RECORDS FOR THIS TASK:
+ + + +

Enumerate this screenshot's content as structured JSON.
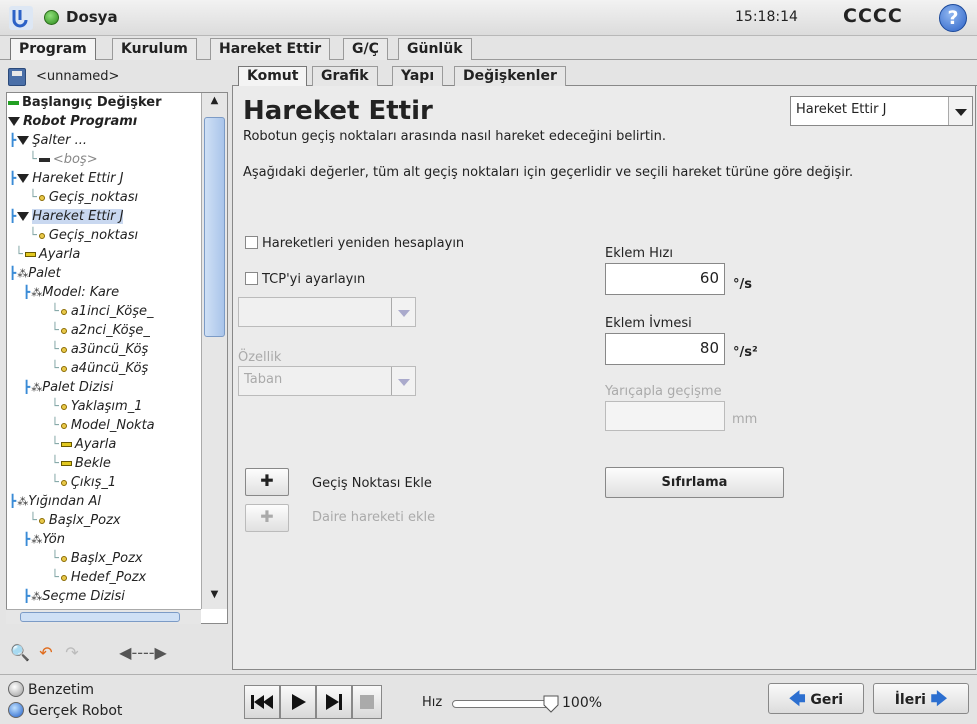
{
  "app": {
    "title": "Dosya",
    "clock": "15:18:14",
    "robot_name": "CCCC",
    "help": "?"
  },
  "top_tabs": [
    "Program",
    "Kurulum",
    "Hareket Ettir",
    "G/Ç",
    "Günlük"
  ],
  "file": {
    "name": "<unnamed>"
  },
  "tree": {
    "rows": [
      {
        "text": "Başlangıç Değişker",
        "glyph": "green-bar",
        "style": "bold"
      },
      {
        "text": "Robot Programı",
        "glyph": "triangle",
        "style": "bold-italic"
      },
      {
        "text": "Şalter ...",
        "glyph": "triangle",
        "style": "italic"
      },
      {
        "text": "<boş>",
        "glyph": "bar",
        "style": "italic-grey"
      },
      {
        "text": "Hareket Ettir J",
        "glyph": "triangle",
        "style": "italic"
      },
      {
        "text": "Geçiş_noktası",
        "glyph": "waypoint",
        "style": "italic"
      },
      {
        "text": "Hareket Ettir J",
        "glyph": "triangle",
        "style": "italic-selected"
      },
      {
        "text": "Geçiş_noktası",
        "glyph": "waypoint",
        "style": "italic"
      },
      {
        "text": "Ayarla",
        "glyph": "yellow-bar",
        "style": "italic"
      },
      {
        "text": "Palet",
        "glyph": "pallet",
        "style": "italic"
      },
      {
        "text": "Model: Kare",
        "glyph": "pallet",
        "style": "italic"
      },
      {
        "text": "a1inci_Köşe_",
        "glyph": "waypoint",
        "style": "italic"
      },
      {
        "text": "a2nci_Köşe_",
        "glyph": "waypoint",
        "style": "italic"
      },
      {
        "text": "a3üncü_Köş",
        "glyph": "waypoint",
        "style": "italic"
      },
      {
        "text": "a4üncü_Köş",
        "glyph": "waypoint",
        "style": "italic"
      },
      {
        "text": "Palet Dizisi",
        "glyph": "pallet",
        "style": "italic"
      },
      {
        "text": "Yaklaşım_1",
        "glyph": "waypoint",
        "style": "italic"
      },
      {
        "text": "Model_Nokta",
        "glyph": "waypoint",
        "style": "italic"
      },
      {
        "text": "Ayarla",
        "glyph": "yellow-bar",
        "style": "italic"
      },
      {
        "text": "Bekle",
        "glyph": "yellow-bar",
        "style": "italic"
      },
      {
        "text": "Çıkış_1",
        "glyph": "waypoint",
        "style": "italic"
      },
      {
        "text": "Yığından Al",
        "glyph": "pallet",
        "style": "italic"
      },
      {
        "text": "Başlx_Pozx",
        "glyph": "waypoint",
        "style": "italic"
      },
      {
        "text": "Yön",
        "glyph": "pallet",
        "style": "italic"
      },
      {
        "text": "Başlx_Pozx",
        "glyph": "waypoint",
        "style": "italic"
      },
      {
        "text": "Hedef_Pozx",
        "glyph": "waypoint",
        "style": "italic"
      },
      {
        "text": "Seçme Dizisi",
        "glyph": "pallet",
        "style": "italic"
      }
    ]
  },
  "sub_tabs": [
    "Komut",
    "Grafik",
    "Yapı",
    "Değişkenler"
  ],
  "main": {
    "title": "Hareket Ettir",
    "move_type": "Hareket Ettir J",
    "desc1": "Robotun geçiş noktaları arasında nasıl hareket edeceğini belirtin.",
    "desc2": "Aşağıdaki değerler, tüm alt geçiş noktaları için geçerlidir ve seçili hareket türüne göre değişir.",
    "recalc_label": "Hareketleri yeniden hesaplayın",
    "set_tcp_label": "TCP'yi ayarlayın",
    "tcp_select": "",
    "feature_label": "Özellik",
    "feature_value": "Taban",
    "joint_speed_label": "Eklem Hızı",
    "joint_speed_value": "60",
    "joint_speed_unit": "°/s",
    "joint_accel_label": "Eklem İvmesi",
    "joint_accel_value": "80",
    "joint_accel_unit": "°/s²",
    "blend_label": "Yarıçapla geçişme",
    "blend_value": "",
    "blend_unit": "mm",
    "add_waypoint_label": "Geçiş Noktası Ekle",
    "add_circle_label": "Daire hareketi ekle",
    "reset_label": "Sıfırlama"
  },
  "bottom": {
    "sim_label": "Benzetim",
    "real_label": "Gerçek Robot",
    "speed_label": "Hız",
    "speed_value": "100%",
    "speed_fraction": 1.0,
    "back_label": "Geri",
    "next_label": "İleri"
  },
  "colors": {
    "accent_blue": "#2c6fd0",
    "running_green": "#2b8a1a",
    "selection": "#c9d8f0"
  }
}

+ + + +

OBJECTIVE: Search the listing for the string "Dizisi". Copy each line where it turns up.

COMPLETE OUTPUT:
        "text": "Palet Dizisi",
        "text": "Seçme Dizisi",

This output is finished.